→ Given task:
Go through the records and give each one again exactly.

(Dataset excerpt)
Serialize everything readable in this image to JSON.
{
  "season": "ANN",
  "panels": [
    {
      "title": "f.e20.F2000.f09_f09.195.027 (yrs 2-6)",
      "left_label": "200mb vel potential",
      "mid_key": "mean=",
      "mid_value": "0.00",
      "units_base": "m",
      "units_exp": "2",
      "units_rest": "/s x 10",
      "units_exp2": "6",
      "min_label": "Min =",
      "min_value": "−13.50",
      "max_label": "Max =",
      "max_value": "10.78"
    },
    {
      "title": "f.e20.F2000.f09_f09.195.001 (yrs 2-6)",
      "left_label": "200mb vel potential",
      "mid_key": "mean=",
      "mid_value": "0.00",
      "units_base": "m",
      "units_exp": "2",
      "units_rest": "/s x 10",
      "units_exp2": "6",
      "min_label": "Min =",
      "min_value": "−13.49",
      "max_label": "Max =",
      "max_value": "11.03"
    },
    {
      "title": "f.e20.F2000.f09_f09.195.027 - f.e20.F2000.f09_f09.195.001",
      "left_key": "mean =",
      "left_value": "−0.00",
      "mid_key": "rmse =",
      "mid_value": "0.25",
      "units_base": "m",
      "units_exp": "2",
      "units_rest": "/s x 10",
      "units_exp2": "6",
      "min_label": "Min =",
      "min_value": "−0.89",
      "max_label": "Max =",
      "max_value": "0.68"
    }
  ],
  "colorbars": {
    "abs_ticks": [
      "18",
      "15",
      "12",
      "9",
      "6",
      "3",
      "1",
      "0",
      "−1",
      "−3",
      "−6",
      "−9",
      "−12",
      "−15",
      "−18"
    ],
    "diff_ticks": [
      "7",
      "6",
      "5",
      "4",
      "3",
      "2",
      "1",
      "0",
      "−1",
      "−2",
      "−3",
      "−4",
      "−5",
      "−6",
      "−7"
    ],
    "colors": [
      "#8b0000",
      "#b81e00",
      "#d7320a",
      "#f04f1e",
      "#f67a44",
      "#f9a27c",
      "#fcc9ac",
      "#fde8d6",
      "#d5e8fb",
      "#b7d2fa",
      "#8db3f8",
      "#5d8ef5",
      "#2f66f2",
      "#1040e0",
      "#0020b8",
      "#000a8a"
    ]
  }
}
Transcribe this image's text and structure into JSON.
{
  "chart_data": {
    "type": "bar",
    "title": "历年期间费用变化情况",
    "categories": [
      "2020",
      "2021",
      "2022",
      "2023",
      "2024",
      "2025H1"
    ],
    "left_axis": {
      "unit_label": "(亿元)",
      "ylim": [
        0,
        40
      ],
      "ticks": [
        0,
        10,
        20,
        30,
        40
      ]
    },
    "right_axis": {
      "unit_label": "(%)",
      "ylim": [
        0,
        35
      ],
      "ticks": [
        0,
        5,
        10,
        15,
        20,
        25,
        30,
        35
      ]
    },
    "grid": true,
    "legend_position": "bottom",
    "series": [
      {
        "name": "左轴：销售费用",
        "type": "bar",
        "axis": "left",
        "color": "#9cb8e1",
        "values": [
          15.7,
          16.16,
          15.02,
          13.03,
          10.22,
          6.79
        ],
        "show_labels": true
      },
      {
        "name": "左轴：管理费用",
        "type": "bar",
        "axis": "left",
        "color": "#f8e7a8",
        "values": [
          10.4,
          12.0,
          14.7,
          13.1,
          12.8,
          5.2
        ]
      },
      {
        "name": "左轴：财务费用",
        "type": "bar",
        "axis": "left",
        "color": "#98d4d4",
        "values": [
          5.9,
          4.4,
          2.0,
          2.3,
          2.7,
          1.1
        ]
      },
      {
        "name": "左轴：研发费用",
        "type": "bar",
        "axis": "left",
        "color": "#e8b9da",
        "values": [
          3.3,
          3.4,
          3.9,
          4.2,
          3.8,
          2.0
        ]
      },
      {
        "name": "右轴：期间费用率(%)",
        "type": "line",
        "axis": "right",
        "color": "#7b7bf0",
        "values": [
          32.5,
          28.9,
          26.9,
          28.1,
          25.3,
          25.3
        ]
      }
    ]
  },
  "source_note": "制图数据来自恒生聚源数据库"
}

→ Finished task:
Serialize everything readable in this image to JSON.
{
  "season": "ANN",
  "panels": [
    {
      "title": "f.e20.F2000.f09_f09.195.027 (yrs 2-6)",
      "left_label": "200mb vel potential",
      "mid_key": "mean=",
      "mid_value": "0.00",
      "units_base": "m",
      "units_exp": "2",
      "units_rest": "/s x 10",
      "units_exp2": "6",
      "min_label": "Min =",
      "min_value": "−13.50",
      "max_label": "Max =",
      "max_value": "10.78"
    },
    {
      "title": "f.e20.F2000.f09_f09.195.001 (yrs 2-6)",
      "left_label": "200mb vel potential",
      "mid_key": "mean=",
      "mid_value": "0.00",
      "units_base": "m",
      "units_exp": "2",
      "units_rest": "/s x 10",
      "units_exp2": "6",
      "min_label": "Min =",
      "min_value": "−13.49",
      "max_label": "Max =",
      "max_value": "11.03"
    },
    {
      "title": "f.e20.F2000.f09_f09.195.027 - f.e20.F2000.f09_f09.195.001",
      "left_key": "mean =",
      "left_value": "−0.00",
      "mid_key": "rmse =",
      "mid_value": "0.25",
      "units_base": "m",
      "units_exp": "2",
      "units_rest": "/s x 10",
      "units_exp2": "6",
      "min_label": "Min =",
      "min_value": "−0.89",
      "max_label": "Max =",
      "max_value": "0.68"
    }
  ],
  "colorbars": {
    "abs_ticks": [
      "18",
      "15",
      "12",
      "9",
      "6",
      "3",
      "1",
      "0",
      "−1",
      "−3",
      "−6",
      "−9",
      "−12",
      "−15",
      "−18"
    ],
    "diff_ticks": [
      "7",
      "6",
      "5",
      "4",
      "3",
      "2",
      "1",
      "0",
      "−1",
      "−2",
      "−3",
      "−4",
      "−5",
      "−6",
      "−7"
    ],
    "colors": [
      "#8b0000",
      "#b81e00",
      "#d7320a",
      "#f04f1e",
      "#f67a44",
      "#f9a27c",
      "#fcc9ac",
      "#fde8d6",
      "#d5e8fb",
      "#b7d2fa",
      "#8db3f8",
      "#5d8ef5",
      "#2f66f2",
      "#1040e0",
      "#0020b8",
      "#000a8a"
    ]
  }
}
Transcribe this image's text and structure into JSON.
{
  "chart_data": {
    "type": "bar",
    "title": "历年期间费用变化情况",
    "categories": [
      "2020",
      "2021",
      "2022",
      "2023",
      "2024",
      "2025H1"
    ],
    "left_axis": {
      "unit_label": "(亿元)",
      "ylim": [
        0,
        40
      ],
      "ticks": [
        0,
        10,
        20,
        30,
        40
      ]
    },
    "right_axis": {
      "unit_label": "(%)",
      "ylim": [
        0,
        35
      ],
      "ticks": [
        0,
        5,
        10,
        15,
        20,
        25,
        30,
        35
      ]
    },
    "grid": true,
    "legend_position": "bottom",
    "series": [
      {
        "name": "左轴：销售费用",
        "type": "bar",
        "axis": "left",
        "color": "#9cb8e1",
        "values": [
          15.7,
          16.16,
          15.02,
          13.03,
          10.22,
          6.79
        ],
        "show_labels": true
      },
      {
        "name": "左轴：管理费用",
        "type": "bar",
        "axis": "left",
        "color": "#f8e7a8",
        "values": [
          10.4,
          12.0,
          14.7,
          13.1,
          12.8,
          5.2
        ]
      },
      {
        "name": "左轴：财务费用",
        "type": "bar",
        "axis": "left",
        "color": "#98d4d4",
        "values": [
          5.9,
          4.4,
          2.0,
          2.3,
          2.7,
          1.1
        ]
      },
      {
        "name": "左轴：研发费用",
        "type": "bar",
        "axis": "left",
        "color": "#e8b9da",
        "values": [
          3.3,
          3.4,
          3.9,
          4.2,
          3.8,
          2.0
        ]
      },
      {
        "name": "右轴：期间费用率(%)",
        "type": "line",
        "axis": "right",
        "color": "#7b7bf0",
        "values": [
          32.5,
          28.9,
          26.9,
          28.1,
          25.3,
          25.3
        ]
      }
    ]
  },
  "source_note": "制图数据来自恒生聚源数据库"
}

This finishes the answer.